[start]
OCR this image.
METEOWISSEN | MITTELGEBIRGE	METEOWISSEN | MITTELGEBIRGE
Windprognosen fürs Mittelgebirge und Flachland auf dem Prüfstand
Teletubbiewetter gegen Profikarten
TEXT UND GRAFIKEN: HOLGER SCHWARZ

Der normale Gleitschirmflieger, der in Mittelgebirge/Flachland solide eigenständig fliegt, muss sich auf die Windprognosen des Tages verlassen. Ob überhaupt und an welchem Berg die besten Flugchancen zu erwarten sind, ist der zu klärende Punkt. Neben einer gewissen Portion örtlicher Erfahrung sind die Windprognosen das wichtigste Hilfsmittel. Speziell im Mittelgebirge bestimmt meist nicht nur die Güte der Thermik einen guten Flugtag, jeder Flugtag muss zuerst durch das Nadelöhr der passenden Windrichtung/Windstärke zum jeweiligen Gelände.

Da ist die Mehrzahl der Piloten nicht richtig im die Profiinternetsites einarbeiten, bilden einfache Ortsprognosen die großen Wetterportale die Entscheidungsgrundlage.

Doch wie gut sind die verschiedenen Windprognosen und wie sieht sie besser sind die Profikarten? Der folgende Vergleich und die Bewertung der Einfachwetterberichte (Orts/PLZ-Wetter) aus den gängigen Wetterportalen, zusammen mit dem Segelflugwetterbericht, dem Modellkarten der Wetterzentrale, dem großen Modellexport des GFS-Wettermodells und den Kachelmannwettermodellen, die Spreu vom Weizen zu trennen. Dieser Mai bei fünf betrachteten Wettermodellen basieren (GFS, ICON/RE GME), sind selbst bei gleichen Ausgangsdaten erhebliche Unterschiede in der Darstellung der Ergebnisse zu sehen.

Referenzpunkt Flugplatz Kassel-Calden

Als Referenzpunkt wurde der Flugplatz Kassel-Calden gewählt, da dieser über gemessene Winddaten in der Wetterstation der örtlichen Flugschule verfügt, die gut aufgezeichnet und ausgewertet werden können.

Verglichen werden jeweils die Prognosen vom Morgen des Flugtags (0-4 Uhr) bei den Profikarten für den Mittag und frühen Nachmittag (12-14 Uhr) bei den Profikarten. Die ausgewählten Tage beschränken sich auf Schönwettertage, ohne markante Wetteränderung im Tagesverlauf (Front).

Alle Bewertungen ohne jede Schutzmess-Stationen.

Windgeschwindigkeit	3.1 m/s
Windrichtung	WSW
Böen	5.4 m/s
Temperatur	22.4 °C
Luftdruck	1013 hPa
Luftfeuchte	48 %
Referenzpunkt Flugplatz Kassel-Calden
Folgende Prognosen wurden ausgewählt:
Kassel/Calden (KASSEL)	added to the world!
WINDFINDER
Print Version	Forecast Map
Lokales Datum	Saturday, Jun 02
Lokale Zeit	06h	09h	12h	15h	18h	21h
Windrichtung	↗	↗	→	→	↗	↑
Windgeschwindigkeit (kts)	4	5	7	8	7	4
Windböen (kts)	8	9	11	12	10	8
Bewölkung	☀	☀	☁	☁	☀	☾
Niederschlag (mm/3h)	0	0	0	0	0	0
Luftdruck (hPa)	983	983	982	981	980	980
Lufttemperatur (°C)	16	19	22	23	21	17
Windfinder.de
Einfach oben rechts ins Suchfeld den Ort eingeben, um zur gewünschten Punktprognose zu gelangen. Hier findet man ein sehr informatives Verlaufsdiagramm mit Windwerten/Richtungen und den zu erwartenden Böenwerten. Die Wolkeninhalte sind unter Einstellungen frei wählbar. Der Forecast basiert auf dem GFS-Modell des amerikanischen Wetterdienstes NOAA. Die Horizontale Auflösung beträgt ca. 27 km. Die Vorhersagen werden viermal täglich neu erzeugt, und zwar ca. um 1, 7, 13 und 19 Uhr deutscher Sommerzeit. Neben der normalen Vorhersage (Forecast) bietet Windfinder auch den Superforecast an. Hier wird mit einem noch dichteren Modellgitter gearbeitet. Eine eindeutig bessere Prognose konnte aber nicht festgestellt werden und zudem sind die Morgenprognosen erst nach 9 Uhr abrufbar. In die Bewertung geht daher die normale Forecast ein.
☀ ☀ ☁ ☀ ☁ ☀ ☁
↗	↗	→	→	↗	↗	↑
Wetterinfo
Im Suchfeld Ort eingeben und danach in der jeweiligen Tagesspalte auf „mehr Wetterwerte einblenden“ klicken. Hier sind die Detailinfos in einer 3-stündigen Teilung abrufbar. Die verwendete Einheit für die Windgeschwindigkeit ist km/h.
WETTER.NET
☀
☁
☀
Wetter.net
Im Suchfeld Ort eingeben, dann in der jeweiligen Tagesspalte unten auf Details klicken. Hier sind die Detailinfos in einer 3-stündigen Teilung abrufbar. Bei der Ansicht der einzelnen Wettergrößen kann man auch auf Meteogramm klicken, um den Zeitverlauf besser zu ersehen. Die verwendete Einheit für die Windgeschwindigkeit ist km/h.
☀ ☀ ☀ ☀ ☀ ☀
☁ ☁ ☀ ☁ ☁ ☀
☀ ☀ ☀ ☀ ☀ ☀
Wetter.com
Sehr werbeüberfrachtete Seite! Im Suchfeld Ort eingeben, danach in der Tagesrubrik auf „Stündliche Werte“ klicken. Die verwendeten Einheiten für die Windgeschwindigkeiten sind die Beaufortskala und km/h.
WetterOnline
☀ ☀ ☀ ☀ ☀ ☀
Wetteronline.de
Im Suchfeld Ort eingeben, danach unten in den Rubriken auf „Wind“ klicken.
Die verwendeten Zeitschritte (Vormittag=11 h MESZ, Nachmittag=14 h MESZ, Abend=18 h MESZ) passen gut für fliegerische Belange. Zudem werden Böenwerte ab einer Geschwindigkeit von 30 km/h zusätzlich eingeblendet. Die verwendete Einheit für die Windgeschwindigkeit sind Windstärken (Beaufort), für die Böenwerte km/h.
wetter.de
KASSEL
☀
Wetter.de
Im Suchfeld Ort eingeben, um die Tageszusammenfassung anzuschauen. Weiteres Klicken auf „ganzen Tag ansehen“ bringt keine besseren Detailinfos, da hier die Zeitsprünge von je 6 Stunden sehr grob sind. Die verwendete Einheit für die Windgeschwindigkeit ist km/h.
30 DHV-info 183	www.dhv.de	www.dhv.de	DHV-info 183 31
[end]
(Exercise requirements)
Every line in the data above that contains "stündigen" needs to be copied.

(Response to this exercise)
Im Suchfeld Ort eingeben und danach in der jeweiligen Tagesspalte auf „mehr Wetterwerte einblenden“ klicken. Hier sind die Detailinfos in einer 3-stündigen Teilung abrufbar. Die verwendete Einheit für die Windgeschwindigkeit ist km/h.
Im Suchfeld Ort eingeben, dann in der jeweiligen Tagesspalte unten auf Details klicken. Hier sind die Detailinfos in einer 3-stündigen Teilung abrufbar. Bei der Ansicht der einzelnen Wettergrößen kann man auch auf Meteogramm klicken, um den Zeitverlauf besser zu ersehen. Die verwendete Einheit für die Windgeschwindigkeit ist km/h.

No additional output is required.